◆ Problem description: Search each line of the data for the word "nephrectomy"; copy every line where it is found.

*** Source material ***

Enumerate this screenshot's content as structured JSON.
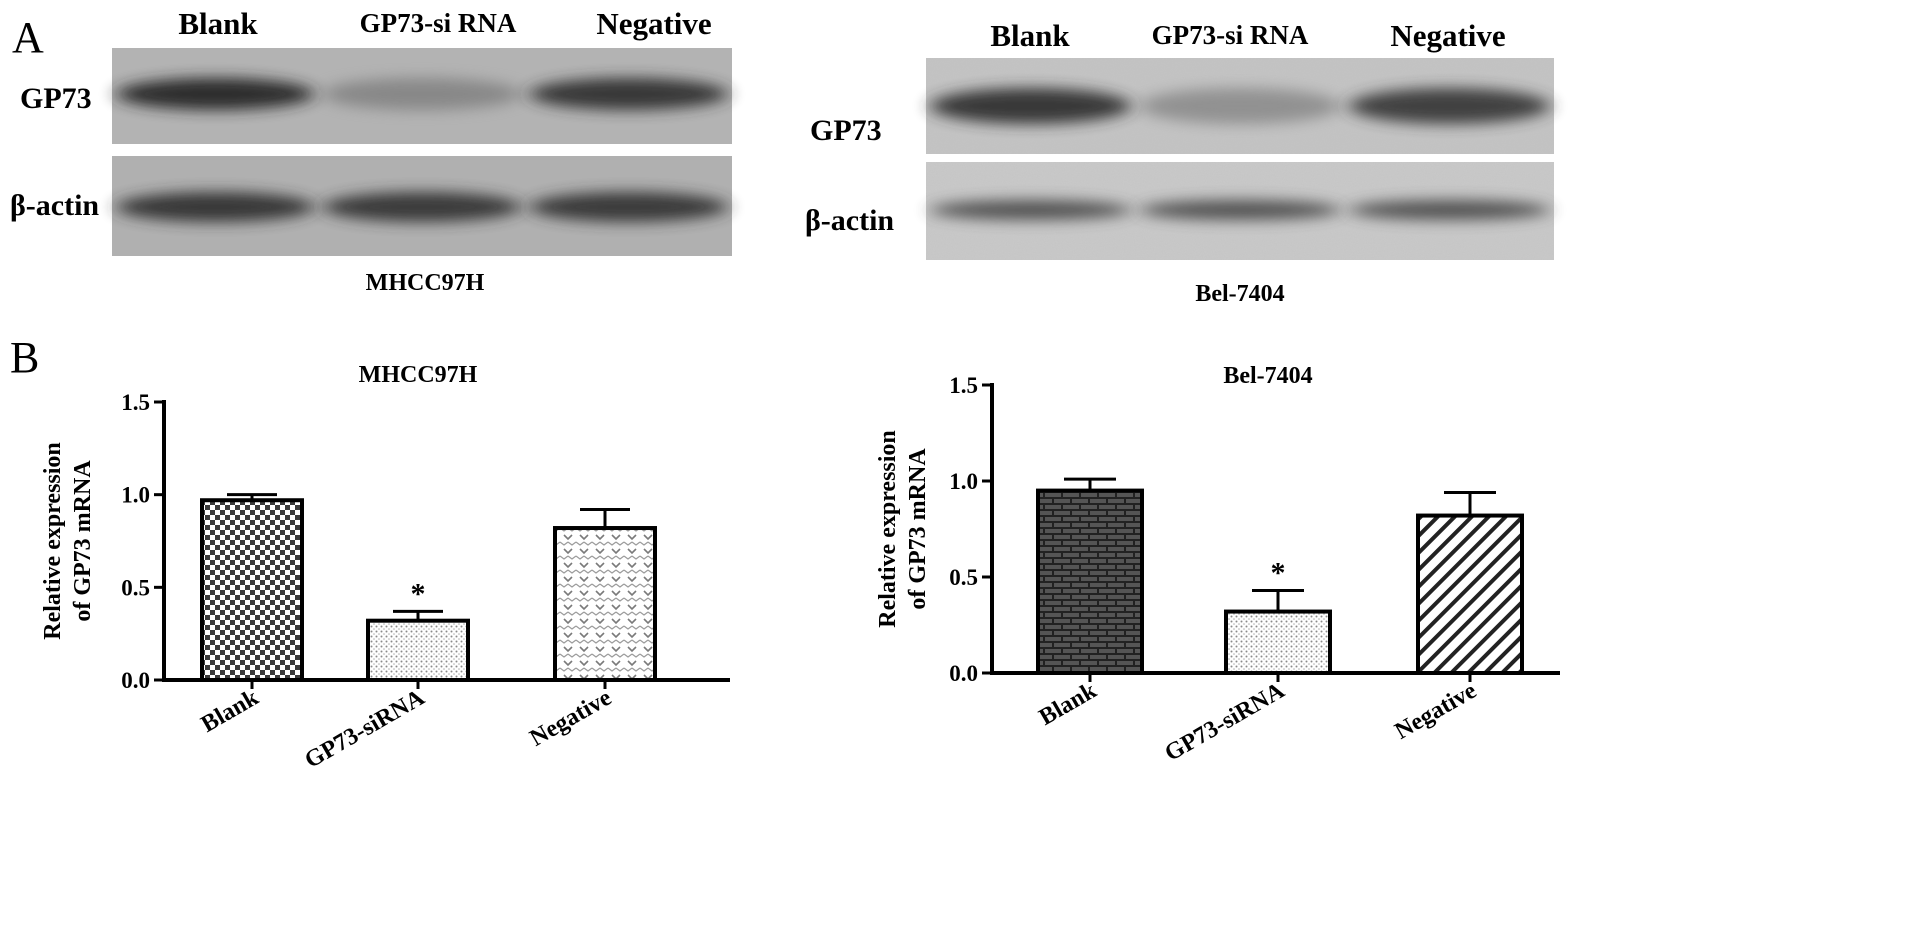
{
  "panels": {
    "a_label": "A",
    "b_label": "B"
  },
  "blots": [
    {
      "lanes": [
        "Blank",
        "GP73-si RNA",
        "Negative"
      ],
      "rows": [
        "GP73",
        "β-actin"
      ],
      "cell_line": "MHCC97H",
      "gp73_intensity": [
        0.85,
        0.35,
        0.8
      ],
      "actin_intensity": [
        0.8,
        0.78,
        0.78
      ]
    },
    {
      "lanes": [
        "Blank",
        "GP73-si RNA",
        "Negative"
      ],
      "rows": [
        "GP73",
        "β-actin"
      ],
      "cell_line": "Bel-7404",
      "gp73_intensity": [
        0.8,
        0.3,
        0.75
      ],
      "actin_intensity": [
        0.65,
        0.65,
        0.65
      ]
    }
  ],
  "chart_data": [
    {
      "type": "bar",
      "title": "MHCC97H",
      "ylabel_lines": [
        "Relative expression",
        "of GP73 mRNA"
      ],
      "xlabel": "",
      "categories": [
        "Blank",
        "GP73-siRNA",
        "Negative"
      ],
      "values": [
        0.97,
        0.32,
        0.82
      ],
      "errors": [
        0.03,
        0.05,
        0.1
      ],
      "significance": [
        "",
        "*",
        ""
      ],
      "patterns": [
        "checker",
        "dots",
        "hearts"
      ],
      "ylim": [
        0,
        1.5
      ],
      "yticks": [
        "0.0",
        "0.5",
        "1.0",
        "1.5"
      ],
      "grid": false
    },
    {
      "type": "bar",
      "title": "Bel-7404",
      "ylabel_lines": [
        "Relative expression",
        "of GP73 mRNA"
      ],
      "xlabel": "",
      "categories": [
        "Blank",
        "GP73-siRNA",
        "Negative"
      ],
      "values": [
        0.95,
        0.32,
        0.82
      ],
      "errors": [
        0.06,
        0.11,
        0.12
      ],
      "significance": [
        "",
        "*",
        ""
      ],
      "patterns": [
        "brick",
        "dots",
        "diagonal"
      ],
      "ylim": [
        0,
        1.5
      ],
      "yticks": [
        "0.0",
        "0.5",
        "1.0",
        "1.5"
      ],
      "grid": false
    }
  ]
}
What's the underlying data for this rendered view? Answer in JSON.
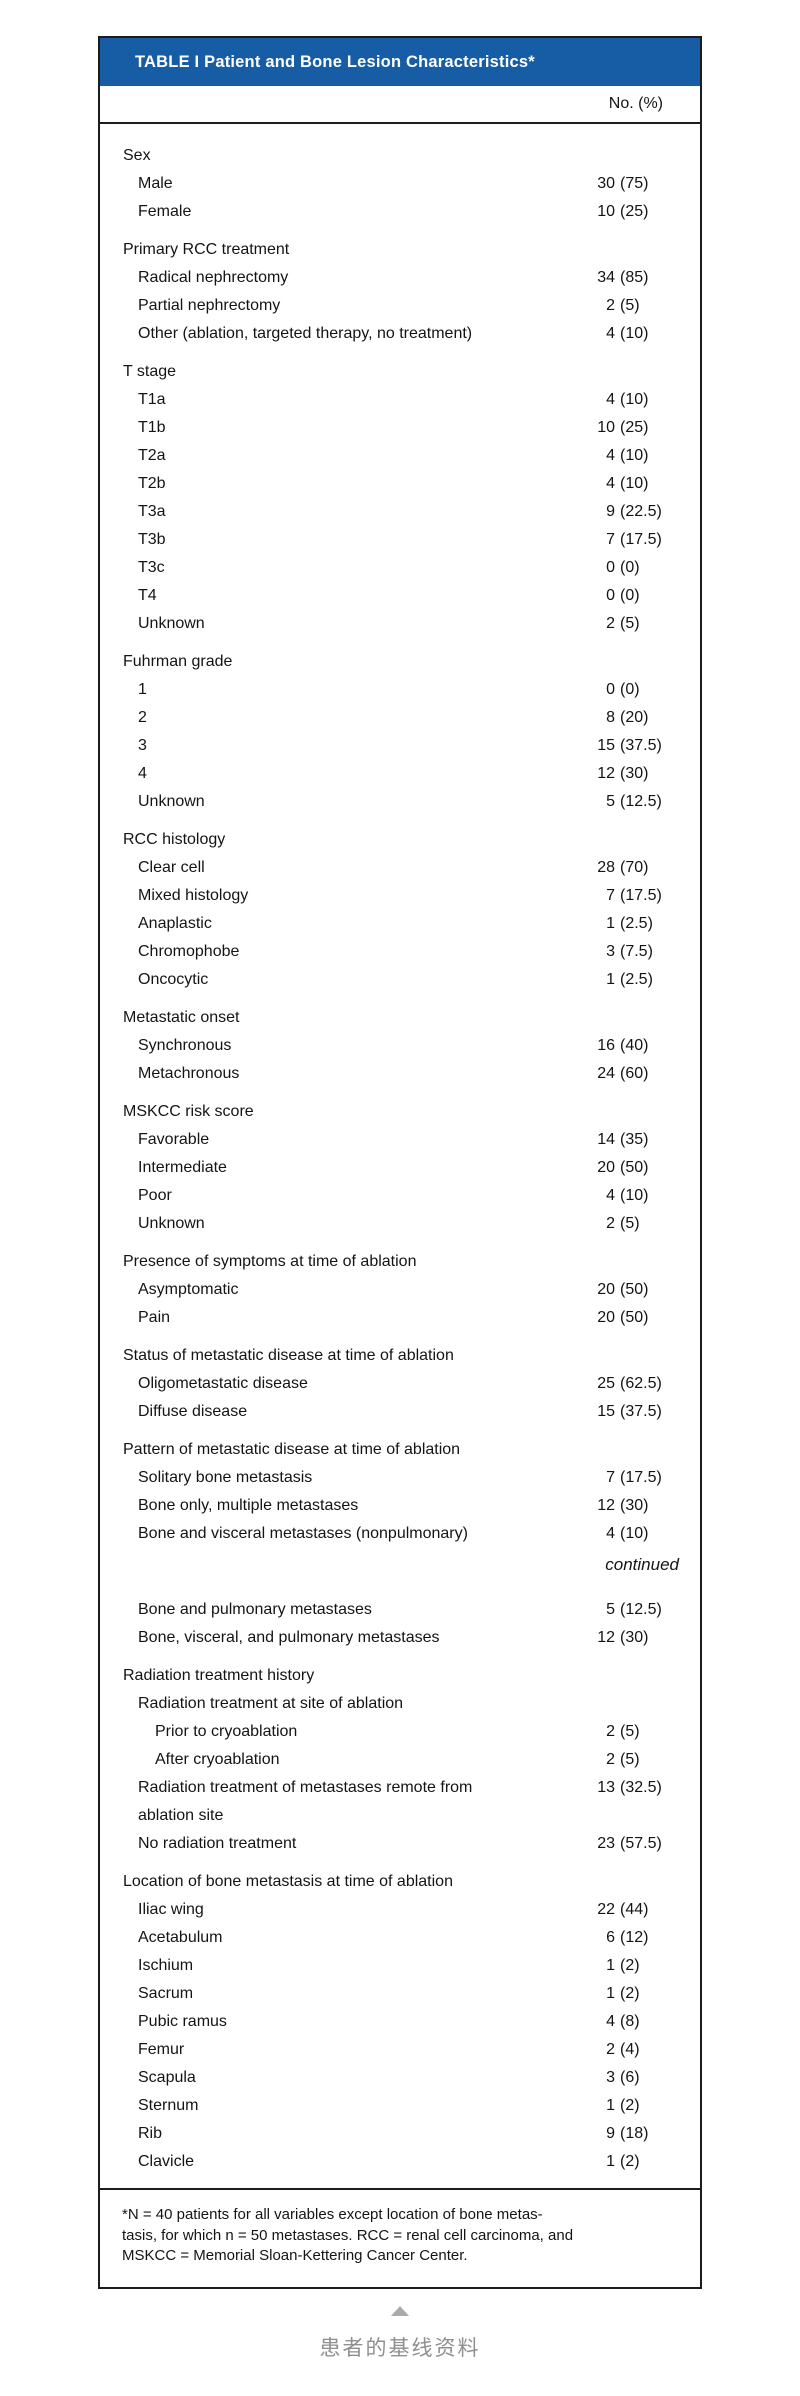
{
  "colors": {
    "header_bg": "#175da6",
    "header_text": "#ffffff",
    "border": "#1c1c1c",
    "body_text": "#141414",
    "caption_text_gray": "#8f8f8f",
    "triangle_gray": "#ababab"
  },
  "table": {
    "title": "TABLE I Patient and Bone Lesion Characteristics*",
    "column_header": "No. (%)",
    "continued_label": "continued",
    "sections": [
      {
        "header": "Sex",
        "rows": [
          {
            "label": "Male",
            "n": "30",
            "p": "(75)"
          },
          {
            "label": "Female",
            "n": "10",
            "p": "(25)"
          }
        ]
      },
      {
        "header": "Primary RCC treatment",
        "rows": [
          {
            "label": "Radical nephrectomy",
            "n": "34",
            "p": "(85)"
          },
          {
            "label": "Partial nephrectomy",
            "n": "2",
            "p": "(5)"
          },
          {
            "label": "Other (ablation, targeted therapy, no treatment)",
            "n": "4",
            "p": "(10)"
          }
        ]
      },
      {
        "header": "T stage",
        "rows": [
          {
            "label": "T1a",
            "n": "4",
            "p": "(10)"
          },
          {
            "label": "T1b",
            "n": "10",
            "p": "(25)"
          },
          {
            "label": "T2a",
            "n": "4",
            "p": "(10)"
          },
          {
            "label": "T2b",
            "n": "4",
            "p": "(10)"
          },
          {
            "label": "T3a",
            "n": "9",
            "p": "(22.5)"
          },
          {
            "label": "T3b",
            "n": "7",
            "p": "(17.5)"
          },
          {
            "label": "T3c",
            "n": "0",
            "p": "(0)"
          },
          {
            "label": "T4",
            "n": "0",
            "p": "(0)"
          },
          {
            "label": "Unknown",
            "n": "2",
            "p": "(5)"
          }
        ]
      },
      {
        "header": "Fuhrman grade",
        "rows": [
          {
            "label": "1",
            "n": "0",
            "p": "(0)"
          },
          {
            "label": "2",
            "n": "8",
            "p": "(20)"
          },
          {
            "label": "3",
            "n": "15",
            "p": "(37.5)"
          },
          {
            "label": "4",
            "n": "12",
            "p": "(30)"
          },
          {
            "label": "Unknown",
            "n": "5",
            "p": "(12.5)"
          }
        ]
      },
      {
        "header": "RCC histology",
        "rows": [
          {
            "label": "Clear cell",
            "n": "28",
            "p": "(70)"
          },
          {
            "label": "Mixed histology",
            "n": "7",
            "p": "(17.5)"
          },
          {
            "label": "Anaplastic",
            "n": "1",
            "p": "(2.5)"
          },
          {
            "label": "Chromophobe",
            "n": "3",
            "p": "(7.5)"
          },
          {
            "label": "Oncocytic",
            "n": "1",
            "p": "(2.5)"
          }
        ]
      },
      {
        "header": "Metastatic onset",
        "rows": [
          {
            "label": "Synchronous",
            "n": "16",
            "p": "(40)"
          },
          {
            "label": "Metachronous",
            "n": "24",
            "p": "(60)"
          }
        ]
      },
      {
        "header": "MSKCC risk score",
        "rows": [
          {
            "label": "Favorable",
            "n": "14",
            "p": "(35)"
          },
          {
            "label": "Intermediate",
            "n": "20",
            "p": "(50)"
          },
          {
            "label": "Poor",
            "n": "4",
            "p": "(10)"
          },
          {
            "label": "Unknown",
            "n": "2",
            "p": "(5)"
          }
        ]
      },
      {
        "header": "Presence of symptoms at time of ablation",
        "rows": [
          {
            "label": "Asymptomatic",
            "n": "20",
            "p": "(50)"
          },
          {
            "label": "Pain",
            "n": "20",
            "p": "(50)"
          }
        ]
      },
      {
        "header": "Status of metastatic disease at time of ablation",
        "rows": [
          {
            "label": "Oligometastatic disease",
            "n": "25",
            "p": "(62.5)"
          },
          {
            "label": "Diffuse disease",
            "n": "15",
            "p": "(37.5)"
          }
        ]
      },
      {
        "header": "Pattern of metastatic disease at time of ablation",
        "rows": [
          {
            "label": "Solitary bone metastasis",
            "n": "7",
            "p": "(17.5)"
          },
          {
            "label": "Bone only, multiple metastases",
            "n": "12",
            "p": "(30)"
          },
          {
            "label": "Bone and visceral metastases (nonpulmonary)",
            "n": "4",
            "p": "(10)"
          },
          {
            "continued": true
          },
          {
            "label": "Bone and pulmonary metastases",
            "n": "5",
            "p": "(12.5)"
          },
          {
            "label": "Bone, visceral, and pulmonary metastases",
            "n": "12",
            "p": "(30)"
          }
        ]
      },
      {
        "header": "Radiation treatment history",
        "rows": [
          {
            "label": "Radiation treatment at site of ablation",
            "n": "",
            "p": ""
          },
          {
            "label": "Prior to cryoablation",
            "n": "2",
            "p": "(5)",
            "indent": 2
          },
          {
            "label": "After cryoablation",
            "n": "2",
            "p": "(5)",
            "indent": 2
          },
          {
            "label": "Radiation treatment of metastases remote from ablation site",
            "n": "13",
            "p": "(32.5)",
            "wrap": true
          },
          {
            "label": "No radiation treatment",
            "n": "23",
            "p": "(57.5)"
          }
        ]
      },
      {
        "header": "Location of bone metastasis at time of ablation",
        "rows": [
          {
            "label": "Iliac wing",
            "n": "22",
            "p": "(44)"
          },
          {
            "label": "Acetabulum",
            "n": "6",
            "p": "(12)"
          },
          {
            "label": "Ischium",
            "n": "1",
            "p": "(2)"
          },
          {
            "label": "Sacrum",
            "n": "1",
            "p": "(2)"
          },
          {
            "label": "Pubic ramus",
            "n": "4",
            "p": "(8)"
          },
          {
            "label": "Femur",
            "n": "2",
            "p": "(4)"
          },
          {
            "label": "Scapula",
            "n": "3",
            "p": "(6)"
          },
          {
            "label": "Sternum",
            "n": "1",
            "p": "(2)"
          },
          {
            "label": "Rib",
            "n": "9",
            "p": "(18)"
          },
          {
            "label": "Clavicle",
            "n": "1",
            "p": "(2)"
          }
        ]
      }
    ],
    "footnote_lines": [
      "*N = 40 patients for all variables except location of bone metas-",
      "tasis, for which n = 50 metastases. RCC = renal cell carcinoma, and",
      "MSKCC = Memorial Sloan-Kettering Cancer Center."
    ]
  },
  "caption": {
    "marker_icon": "up-triangle-icon",
    "text": "患者的基线资料"
  }
}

*** End of Source material ***

◆ Reply:
            "label": "Radical nephrectomy",
            "label": "Partial nephrectomy",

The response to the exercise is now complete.